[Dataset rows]
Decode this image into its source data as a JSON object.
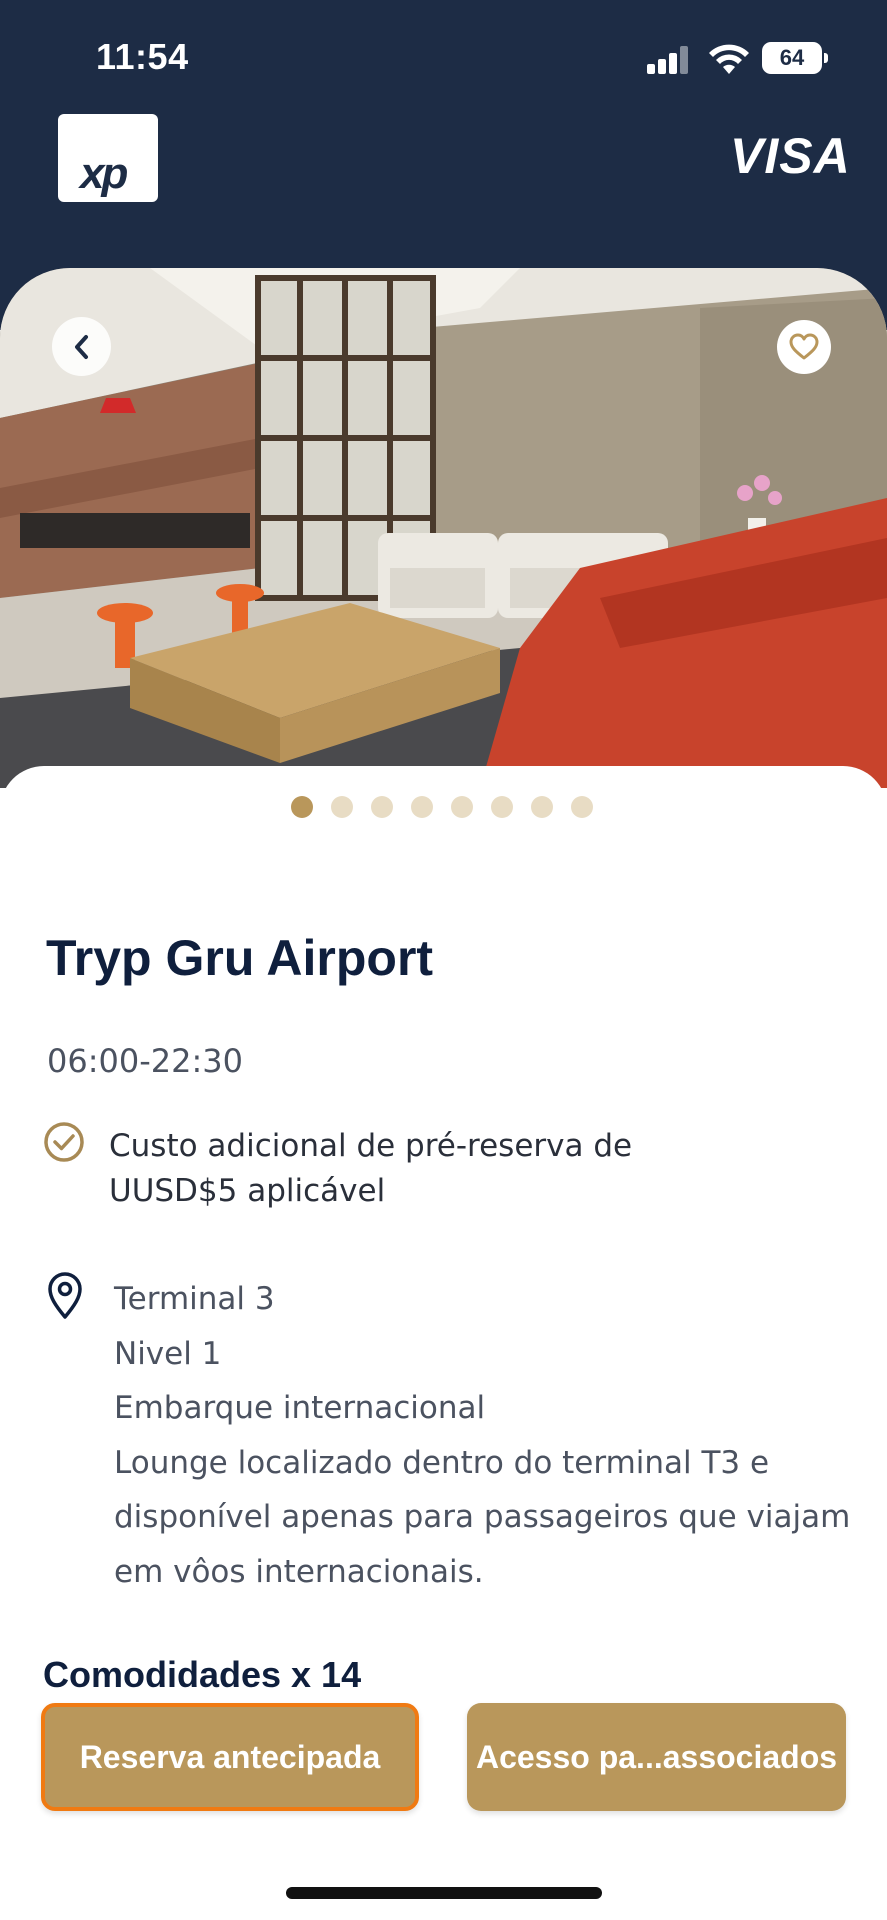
{
  "status_bar": {
    "time": "11:54",
    "battery": "64"
  },
  "brand": {
    "logo_text": "xp",
    "card_network": "VISA"
  },
  "gallery": {
    "total_images": 8,
    "active_index": 0
  },
  "lounge": {
    "name": "Tryp Gru Airport",
    "hours": "06:00-22:30",
    "notice_line1": "Custo adicional de pré-reserva de",
    "notice_line2": "UUSD$5 aplicável",
    "location_lines": [
      "Terminal 3",
      "Nivel 1",
      "Embarque internacional",
      "Lounge localizado dentro do terminal T3 e",
      "disponível apenas para passageiros que viajam",
      "em vôos internacionais."
    ]
  },
  "amenities": {
    "title": "Comodidades x 14",
    "chips": [
      "Reserva antecipada",
      "Acesso pa...associados"
    ]
  },
  "colors": {
    "header_bg": "#1d2c45",
    "accent_gold": "#b9975b",
    "dot_inactive": "#e8dcc4",
    "title_navy": "#0f1f3d",
    "focus_orange": "#f07a12"
  },
  "icons": {
    "back": "chevron-left-icon",
    "favorite": "heart-icon",
    "notice": "check-circle-icon",
    "location": "map-pin-icon"
  }
}
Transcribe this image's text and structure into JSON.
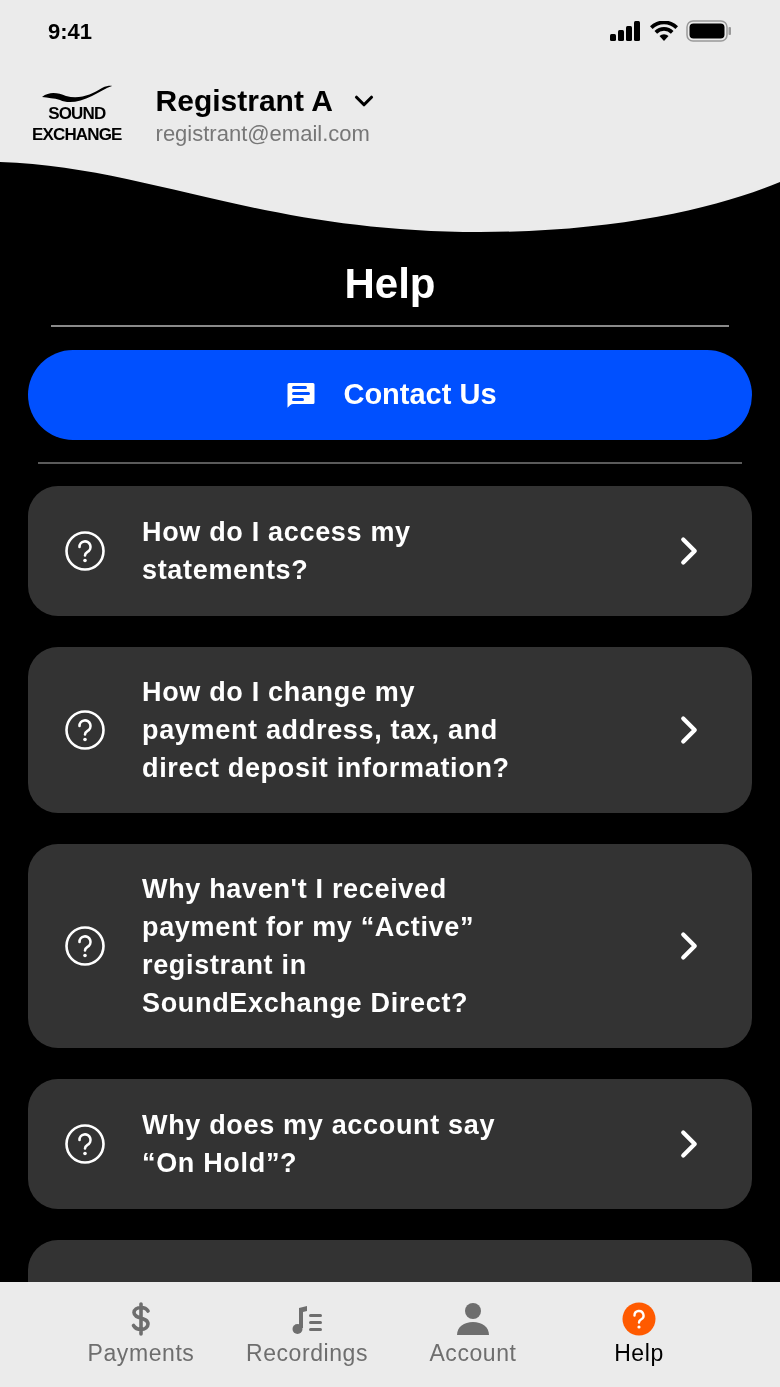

• To be done:
Pictures in the data above should not be copied; transcribe everything else exactly.

• Answer for the task:
Decode this image into its source data as a JSON object.
{
  "status_bar": {
    "time": "11:54",
    "battery": "64"
  },
  "brand": {
    "logo_text": "xp",
    "card_network": "VISA"
  },
  "gallery": {
    "total_images": 8,
    "active_index": 0
  },
  "lounge": {
    "name": "Tryp Gru Airport",
    "hours": "06:00-22:30",
    "notice_line1": "Custo adicional de pré-reserva de",
    "notice_line2": "UUSD$5 aplicável",
    "location_lines": [
      "Terminal 3",
      "Nivel 1",
      "Embarque internacional",
      "Lounge localizado dentro do terminal T3 e",
      "disponível apenas para passageiros que viajam",
      "em vôos internacionais."
    ]
  },
  "amenities": {
    "title": "Comodidades x 14",
    "chips": [
      "Reserva antecipada",
      "Acesso pa...associados"
    ]
  },
  "colors": {
    "header_bg": "#1d2c45",
    "accent_gold": "#b9975b",
    "dot_inactive": "#e8dcc4",
    "title_navy": "#0f1f3d",
    "focus_orange": "#f07a12"
  },
  "icons": {
    "back": "chevron-left-icon",
    "favorite": "heart-icon",
    "notice": "check-circle-icon",
    "location": "map-pin-icon"
  }
}
Transcribe this image's text and structure into JSON.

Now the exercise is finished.